◆ DATA TO USE:

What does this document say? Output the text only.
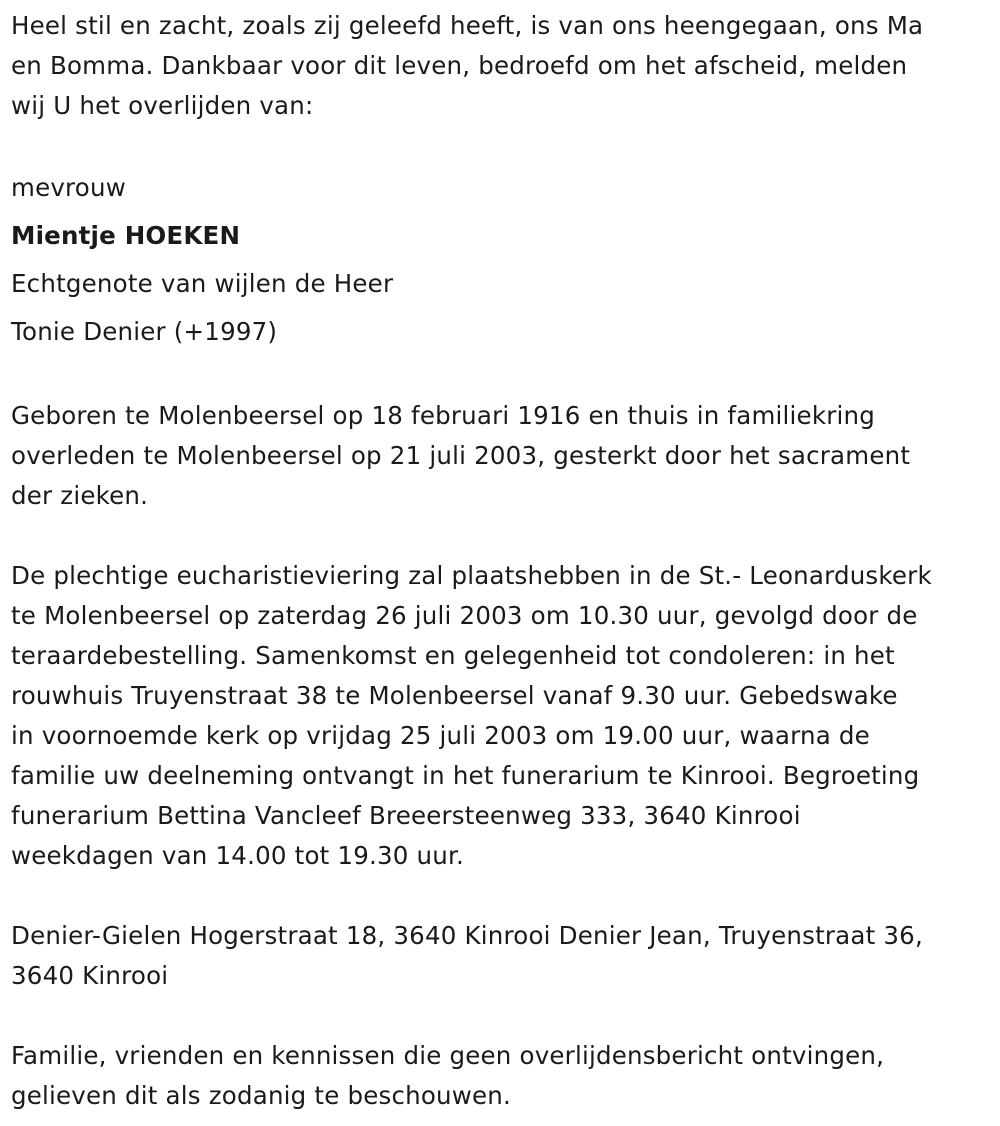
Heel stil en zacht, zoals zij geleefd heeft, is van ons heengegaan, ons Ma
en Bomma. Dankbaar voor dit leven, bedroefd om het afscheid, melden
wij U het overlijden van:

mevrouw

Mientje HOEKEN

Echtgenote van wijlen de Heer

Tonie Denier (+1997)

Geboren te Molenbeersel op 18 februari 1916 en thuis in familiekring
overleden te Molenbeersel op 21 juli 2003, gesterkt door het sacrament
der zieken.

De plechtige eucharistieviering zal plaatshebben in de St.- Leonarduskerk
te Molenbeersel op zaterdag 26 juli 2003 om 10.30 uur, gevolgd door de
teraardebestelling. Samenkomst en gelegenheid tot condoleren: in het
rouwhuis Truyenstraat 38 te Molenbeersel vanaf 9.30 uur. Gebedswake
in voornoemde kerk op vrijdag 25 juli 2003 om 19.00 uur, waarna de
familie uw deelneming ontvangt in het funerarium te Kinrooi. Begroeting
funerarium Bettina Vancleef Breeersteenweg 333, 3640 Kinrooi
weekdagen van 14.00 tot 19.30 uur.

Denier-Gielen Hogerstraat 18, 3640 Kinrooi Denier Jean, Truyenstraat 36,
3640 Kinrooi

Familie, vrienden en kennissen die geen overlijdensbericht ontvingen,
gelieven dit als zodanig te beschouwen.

◆ TASK DIRECTIONS: In the data above, how many lines contain the string "door"? Answer with the number only.

◆ SOLUTION TO THIS TASK: 2